What is asked: Drop the pictures, then extract the listing word for word.

Dataset items:

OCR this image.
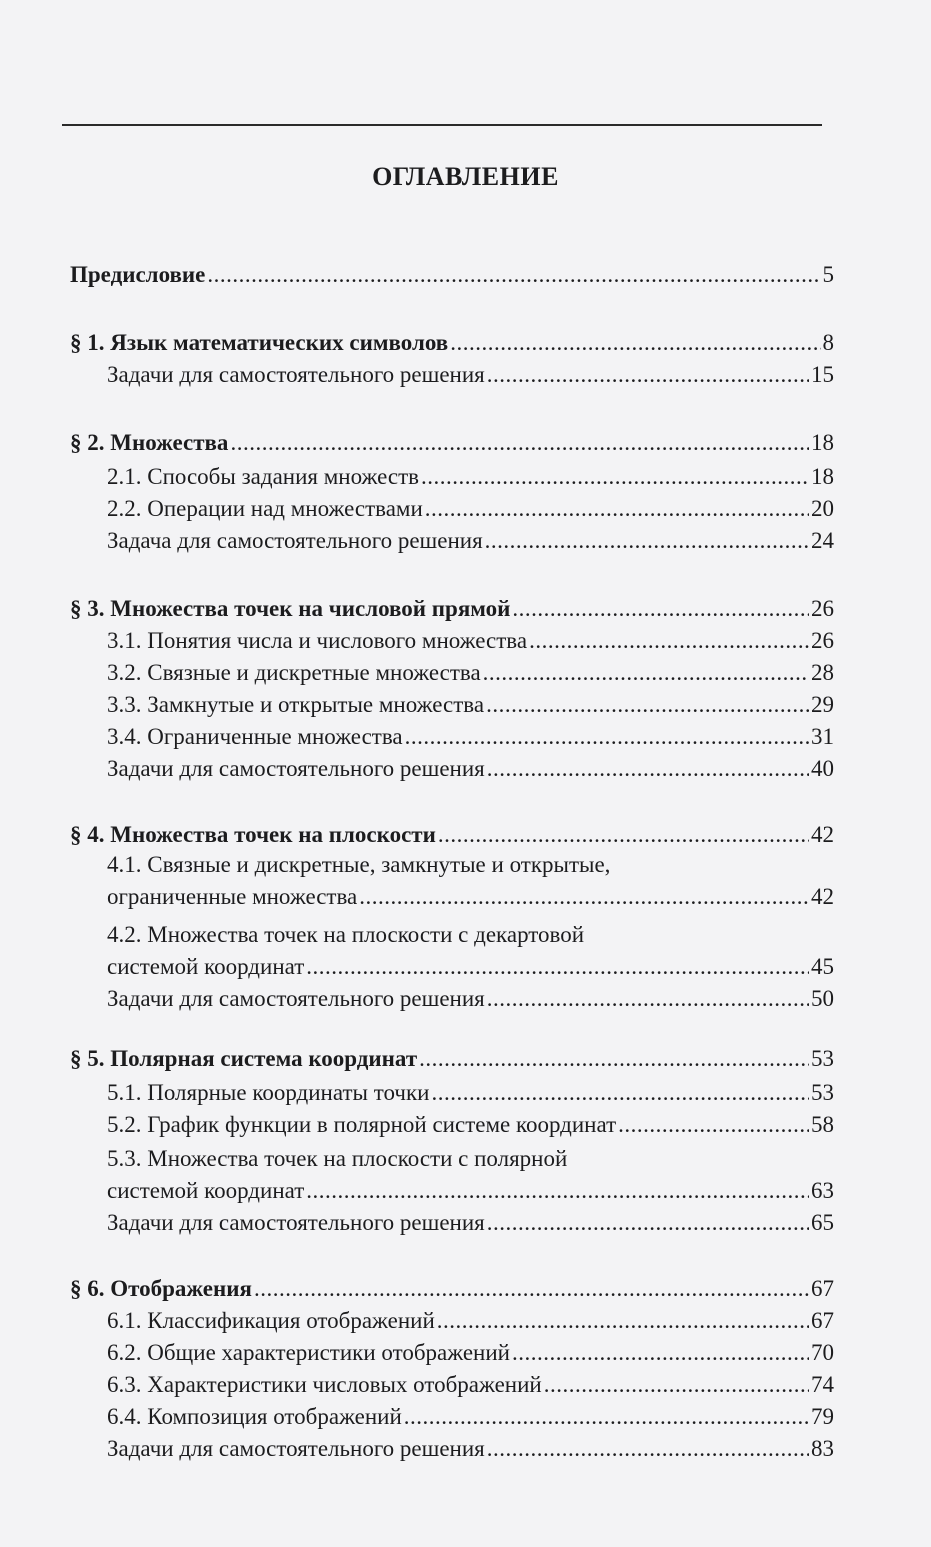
ОГЛАВЛЕНИЕ
Предисловие .....	5
§ 1. Язык математических символов .....	8
Задачи для самостоятельного решения .....	15
§ 2. Множества .....	18
2.1. Способы задания множеств .....	18
2.2. Операции над множествами .....	20
Задача для самостоятельного решения .....	24
§ 3. Множества точек на числовой прямой .....	26
3.1. Понятия числа и числового множества .....	26
3.2. Связные и дискретные множества .....	28
3.3. Замкнутые и открытые множества .....	29
3.4. Ограниченные множества .....	31
Задачи для самостоятельного решения .....	40
§ 4. Множества точек на плоскости .....	42
4.1. Связные и дискретные, замкнутые и открытые,
ограниченные множества .....	42
4.2. Множества точек на плоскости с декартовой
системой координат .....	45
Задачи для самостоятельного решения .....	50
§ 5. Полярная система координат .....	53
5.1. Полярные координаты точки .....	53
5.2. График функции в полярной системе координат .....	58
5.3. Множества точек на плоскости с полярной
системой координат .....	63
Задачи для самостоятельного решения .....	65
§ 6. Отображения .....	67
6.1. Классификация отображений .....	67
6.2. Общие характеристики отображений .....	70
6.3. Характеристики числовых отображений .....	74
6.4. Композиция отображений .....	79
Задачи для самостоятельного решения .....	83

Finished exercise:
OCR this image.
ОГЛАВЛЕНИЕ
Предисловие .....	5
§ 1. Язык математических символов .....	8
Задачи для самостоятельного решения .....	15
§ 2. Множества .....	18
2.1. Способы задания множеств .....	18
2.2. Операции над множествами .....	20
Задача для самостоятельного решения .....	24
§ 3. Множества точек на числовой прямой .....	26
3.1. Понятия числа и числового множества .....	26
3.2. Связные и дискретные множества .....	28
3.3. Замкнутые и открытые множества .....	29
3.4. Ограниченные множества .....	31
Задачи для самостоятельного решения .....	40
§ 4. Множества точек на плоскости .....	42
4.1. Связные и дискретные, замкнутые и открытые,
ограниченные множества .....	42
4.2. Множества точек на плоскости с декартовой
системой координат .....	45
Задачи для самостоятельного решения .....	50
§ 5. Полярная система координат .....	53
5.1. Полярные координаты точки .....	53
5.2. График функции в полярной системе координат .....	58
5.3. Множества точек на плоскости с полярной
системой координат .....	63
Задачи для самостоятельного решения .....	65
§ 6. Отображения .....	67
6.1. Классификация отображений .....	67
6.2. Общие характеристики отображений .....	70
6.3. Характеристики числовых отображений .....	74
6.4. Композиция отображений .....	79
Задачи для самостоятельного решения .....	83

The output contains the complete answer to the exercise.